## Begin
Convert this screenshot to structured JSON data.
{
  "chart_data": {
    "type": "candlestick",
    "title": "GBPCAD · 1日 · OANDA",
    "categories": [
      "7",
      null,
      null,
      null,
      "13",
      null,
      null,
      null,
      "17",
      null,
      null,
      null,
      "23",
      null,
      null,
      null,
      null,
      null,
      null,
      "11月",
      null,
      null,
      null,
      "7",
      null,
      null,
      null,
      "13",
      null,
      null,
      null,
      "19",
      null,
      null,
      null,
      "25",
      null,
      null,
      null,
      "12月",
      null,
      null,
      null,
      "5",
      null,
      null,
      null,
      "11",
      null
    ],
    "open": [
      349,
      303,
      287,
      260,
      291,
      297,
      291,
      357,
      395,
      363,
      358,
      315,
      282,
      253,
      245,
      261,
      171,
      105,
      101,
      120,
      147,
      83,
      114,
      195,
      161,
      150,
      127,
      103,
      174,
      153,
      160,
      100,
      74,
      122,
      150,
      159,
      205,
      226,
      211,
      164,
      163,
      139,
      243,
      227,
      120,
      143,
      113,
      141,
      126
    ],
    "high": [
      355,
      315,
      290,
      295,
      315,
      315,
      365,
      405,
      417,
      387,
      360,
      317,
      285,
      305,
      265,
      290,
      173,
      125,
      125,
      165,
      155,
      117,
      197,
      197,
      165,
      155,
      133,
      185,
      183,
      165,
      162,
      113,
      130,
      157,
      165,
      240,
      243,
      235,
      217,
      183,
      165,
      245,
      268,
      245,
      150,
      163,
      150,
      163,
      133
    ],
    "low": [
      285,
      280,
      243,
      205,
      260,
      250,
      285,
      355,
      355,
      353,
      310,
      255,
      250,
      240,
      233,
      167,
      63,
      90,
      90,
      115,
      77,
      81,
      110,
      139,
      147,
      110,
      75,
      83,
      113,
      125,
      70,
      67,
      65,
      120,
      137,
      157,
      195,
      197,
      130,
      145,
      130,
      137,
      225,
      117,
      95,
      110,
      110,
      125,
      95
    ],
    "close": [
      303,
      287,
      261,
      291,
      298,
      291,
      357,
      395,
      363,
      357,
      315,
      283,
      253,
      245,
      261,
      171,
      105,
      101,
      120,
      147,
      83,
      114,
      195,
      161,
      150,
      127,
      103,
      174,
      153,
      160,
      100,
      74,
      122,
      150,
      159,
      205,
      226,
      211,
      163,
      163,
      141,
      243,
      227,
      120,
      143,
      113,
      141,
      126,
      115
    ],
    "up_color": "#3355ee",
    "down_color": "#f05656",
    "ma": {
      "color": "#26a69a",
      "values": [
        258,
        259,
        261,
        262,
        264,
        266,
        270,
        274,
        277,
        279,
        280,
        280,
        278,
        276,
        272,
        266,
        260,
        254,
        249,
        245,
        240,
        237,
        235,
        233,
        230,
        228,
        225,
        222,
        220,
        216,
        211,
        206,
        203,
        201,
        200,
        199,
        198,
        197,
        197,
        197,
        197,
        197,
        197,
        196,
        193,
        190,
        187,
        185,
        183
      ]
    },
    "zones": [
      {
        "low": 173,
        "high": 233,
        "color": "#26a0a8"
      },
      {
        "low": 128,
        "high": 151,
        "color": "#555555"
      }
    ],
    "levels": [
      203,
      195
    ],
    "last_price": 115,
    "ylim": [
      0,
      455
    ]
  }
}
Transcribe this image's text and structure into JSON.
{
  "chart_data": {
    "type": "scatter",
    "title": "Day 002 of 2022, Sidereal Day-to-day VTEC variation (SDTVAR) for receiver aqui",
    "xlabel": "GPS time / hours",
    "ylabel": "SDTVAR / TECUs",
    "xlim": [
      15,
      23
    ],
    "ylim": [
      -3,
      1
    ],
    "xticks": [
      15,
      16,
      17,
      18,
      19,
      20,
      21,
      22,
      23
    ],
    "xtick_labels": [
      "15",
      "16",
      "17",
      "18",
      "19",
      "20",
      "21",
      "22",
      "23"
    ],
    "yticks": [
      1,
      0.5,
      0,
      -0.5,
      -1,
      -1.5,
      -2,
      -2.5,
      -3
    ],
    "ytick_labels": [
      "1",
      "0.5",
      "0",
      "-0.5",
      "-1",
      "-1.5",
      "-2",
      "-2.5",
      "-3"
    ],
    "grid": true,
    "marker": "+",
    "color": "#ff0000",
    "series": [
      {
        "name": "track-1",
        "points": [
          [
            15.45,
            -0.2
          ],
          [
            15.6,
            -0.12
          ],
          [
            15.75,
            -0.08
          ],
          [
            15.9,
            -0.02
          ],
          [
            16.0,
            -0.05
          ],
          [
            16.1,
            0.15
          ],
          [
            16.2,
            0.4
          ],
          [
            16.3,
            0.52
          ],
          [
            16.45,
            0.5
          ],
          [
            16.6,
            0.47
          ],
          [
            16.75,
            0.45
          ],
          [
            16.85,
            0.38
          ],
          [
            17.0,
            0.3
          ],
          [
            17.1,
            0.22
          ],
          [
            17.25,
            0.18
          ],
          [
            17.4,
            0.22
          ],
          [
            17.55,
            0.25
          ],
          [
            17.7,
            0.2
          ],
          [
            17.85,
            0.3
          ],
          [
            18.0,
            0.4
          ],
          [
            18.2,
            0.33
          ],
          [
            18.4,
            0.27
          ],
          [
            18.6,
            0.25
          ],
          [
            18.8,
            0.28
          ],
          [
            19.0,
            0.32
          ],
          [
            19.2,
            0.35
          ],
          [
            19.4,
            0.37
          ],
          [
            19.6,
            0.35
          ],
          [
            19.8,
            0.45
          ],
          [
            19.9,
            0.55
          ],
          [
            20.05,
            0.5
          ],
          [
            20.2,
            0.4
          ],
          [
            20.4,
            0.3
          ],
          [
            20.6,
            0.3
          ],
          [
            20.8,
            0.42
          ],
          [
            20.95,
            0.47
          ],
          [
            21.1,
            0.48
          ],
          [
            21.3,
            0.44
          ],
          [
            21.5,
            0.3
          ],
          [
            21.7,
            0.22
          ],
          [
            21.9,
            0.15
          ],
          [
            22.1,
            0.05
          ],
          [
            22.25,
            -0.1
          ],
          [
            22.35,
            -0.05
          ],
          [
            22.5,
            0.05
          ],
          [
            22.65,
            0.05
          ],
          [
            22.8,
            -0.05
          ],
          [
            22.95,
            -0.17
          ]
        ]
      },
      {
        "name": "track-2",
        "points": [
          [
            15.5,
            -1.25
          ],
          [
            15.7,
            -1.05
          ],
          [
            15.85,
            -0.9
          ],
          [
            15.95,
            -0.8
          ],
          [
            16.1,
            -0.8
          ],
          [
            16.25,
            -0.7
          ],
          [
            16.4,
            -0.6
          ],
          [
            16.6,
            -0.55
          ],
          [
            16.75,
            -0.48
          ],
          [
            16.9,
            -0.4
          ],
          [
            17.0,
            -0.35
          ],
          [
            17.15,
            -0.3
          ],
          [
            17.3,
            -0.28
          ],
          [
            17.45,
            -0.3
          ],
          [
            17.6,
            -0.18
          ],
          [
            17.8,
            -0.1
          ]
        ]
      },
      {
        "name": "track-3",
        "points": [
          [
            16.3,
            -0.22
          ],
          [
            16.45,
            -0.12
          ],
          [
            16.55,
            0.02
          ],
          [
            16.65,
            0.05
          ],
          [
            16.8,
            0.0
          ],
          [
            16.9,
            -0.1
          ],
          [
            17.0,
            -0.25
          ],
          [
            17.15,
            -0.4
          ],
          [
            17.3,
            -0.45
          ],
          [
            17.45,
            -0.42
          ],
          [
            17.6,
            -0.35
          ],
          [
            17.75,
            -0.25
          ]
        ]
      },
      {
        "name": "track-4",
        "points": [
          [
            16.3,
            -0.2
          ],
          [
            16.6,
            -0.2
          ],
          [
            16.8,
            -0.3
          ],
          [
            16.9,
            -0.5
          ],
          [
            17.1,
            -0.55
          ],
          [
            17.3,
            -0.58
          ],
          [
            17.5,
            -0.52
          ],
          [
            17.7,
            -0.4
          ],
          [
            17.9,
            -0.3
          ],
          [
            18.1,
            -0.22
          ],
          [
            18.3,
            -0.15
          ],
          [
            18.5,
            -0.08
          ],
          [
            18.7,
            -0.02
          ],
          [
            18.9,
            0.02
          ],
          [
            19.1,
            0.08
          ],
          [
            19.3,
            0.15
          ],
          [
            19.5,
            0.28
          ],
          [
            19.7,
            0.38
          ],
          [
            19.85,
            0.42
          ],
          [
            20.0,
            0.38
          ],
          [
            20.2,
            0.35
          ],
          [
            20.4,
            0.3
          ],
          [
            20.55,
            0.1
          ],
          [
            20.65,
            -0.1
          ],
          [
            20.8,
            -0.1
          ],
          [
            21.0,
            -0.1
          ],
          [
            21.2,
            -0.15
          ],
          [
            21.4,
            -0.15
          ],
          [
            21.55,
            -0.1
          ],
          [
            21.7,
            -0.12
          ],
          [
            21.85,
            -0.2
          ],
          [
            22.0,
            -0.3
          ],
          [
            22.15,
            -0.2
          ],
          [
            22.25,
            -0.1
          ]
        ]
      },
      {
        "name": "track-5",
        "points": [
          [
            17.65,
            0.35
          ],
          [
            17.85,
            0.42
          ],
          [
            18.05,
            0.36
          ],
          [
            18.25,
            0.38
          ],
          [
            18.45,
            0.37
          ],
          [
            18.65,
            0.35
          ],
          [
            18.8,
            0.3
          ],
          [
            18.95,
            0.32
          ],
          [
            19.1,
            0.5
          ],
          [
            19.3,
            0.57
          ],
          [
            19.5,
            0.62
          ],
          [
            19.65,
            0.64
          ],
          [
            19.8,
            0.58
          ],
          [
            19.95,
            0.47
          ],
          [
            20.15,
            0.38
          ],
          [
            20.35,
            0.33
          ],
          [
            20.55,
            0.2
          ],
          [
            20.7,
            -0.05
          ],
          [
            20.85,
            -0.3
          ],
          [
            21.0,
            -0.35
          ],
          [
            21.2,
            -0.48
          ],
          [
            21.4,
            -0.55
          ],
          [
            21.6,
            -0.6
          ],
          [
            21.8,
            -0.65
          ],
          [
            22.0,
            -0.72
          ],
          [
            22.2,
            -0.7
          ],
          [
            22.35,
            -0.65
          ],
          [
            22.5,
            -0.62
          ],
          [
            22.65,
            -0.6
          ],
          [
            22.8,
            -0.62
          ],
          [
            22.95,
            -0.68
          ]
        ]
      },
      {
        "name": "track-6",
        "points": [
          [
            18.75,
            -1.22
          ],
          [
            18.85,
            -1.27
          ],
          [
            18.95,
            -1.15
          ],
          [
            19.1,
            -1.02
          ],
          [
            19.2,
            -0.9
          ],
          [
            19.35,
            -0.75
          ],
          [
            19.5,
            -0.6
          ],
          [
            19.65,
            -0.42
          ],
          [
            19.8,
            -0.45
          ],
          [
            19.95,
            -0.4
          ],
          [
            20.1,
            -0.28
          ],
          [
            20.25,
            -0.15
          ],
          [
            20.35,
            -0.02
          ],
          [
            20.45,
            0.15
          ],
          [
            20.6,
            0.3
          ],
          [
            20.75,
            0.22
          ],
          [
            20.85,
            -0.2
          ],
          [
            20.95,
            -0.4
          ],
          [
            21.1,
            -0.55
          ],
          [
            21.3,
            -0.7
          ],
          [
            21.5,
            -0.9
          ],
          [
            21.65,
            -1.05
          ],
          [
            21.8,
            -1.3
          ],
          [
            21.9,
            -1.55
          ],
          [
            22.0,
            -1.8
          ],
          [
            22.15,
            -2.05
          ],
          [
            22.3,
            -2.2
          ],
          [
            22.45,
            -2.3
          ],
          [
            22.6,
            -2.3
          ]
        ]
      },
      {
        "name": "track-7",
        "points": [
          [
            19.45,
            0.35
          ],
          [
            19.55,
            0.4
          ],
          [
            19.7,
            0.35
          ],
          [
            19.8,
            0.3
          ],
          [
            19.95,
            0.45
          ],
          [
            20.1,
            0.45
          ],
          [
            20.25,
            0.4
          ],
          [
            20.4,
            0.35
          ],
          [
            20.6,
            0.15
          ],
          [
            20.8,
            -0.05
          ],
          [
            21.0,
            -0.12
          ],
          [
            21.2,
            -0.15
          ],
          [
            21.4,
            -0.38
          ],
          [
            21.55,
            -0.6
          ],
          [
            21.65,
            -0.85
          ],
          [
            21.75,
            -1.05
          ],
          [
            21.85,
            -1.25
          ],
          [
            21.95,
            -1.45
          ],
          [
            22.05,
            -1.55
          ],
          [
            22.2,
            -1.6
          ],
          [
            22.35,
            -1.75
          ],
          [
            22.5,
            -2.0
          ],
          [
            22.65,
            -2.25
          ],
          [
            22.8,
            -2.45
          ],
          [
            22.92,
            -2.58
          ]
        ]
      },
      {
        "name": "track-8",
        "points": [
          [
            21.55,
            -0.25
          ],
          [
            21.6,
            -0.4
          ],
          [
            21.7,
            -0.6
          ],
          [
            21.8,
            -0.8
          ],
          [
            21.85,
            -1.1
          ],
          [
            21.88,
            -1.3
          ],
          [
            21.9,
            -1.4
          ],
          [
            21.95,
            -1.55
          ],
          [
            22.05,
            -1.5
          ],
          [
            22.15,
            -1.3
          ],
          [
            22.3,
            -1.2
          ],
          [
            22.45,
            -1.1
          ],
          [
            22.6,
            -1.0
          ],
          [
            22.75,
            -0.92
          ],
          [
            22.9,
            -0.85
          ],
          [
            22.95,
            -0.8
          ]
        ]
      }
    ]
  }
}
## End
**TASK DETAILS**. Extract, from the listing above, every line where the string "SDTVAR" occurs.

**RESULT FOR THIS EXERCISE**.
    "title": "Day 002 of 2022, Sidereal Day-to-day VTEC variation (SDTVAR) for receiver aqui",
    "ylabel": "SDTVAR / TECUs",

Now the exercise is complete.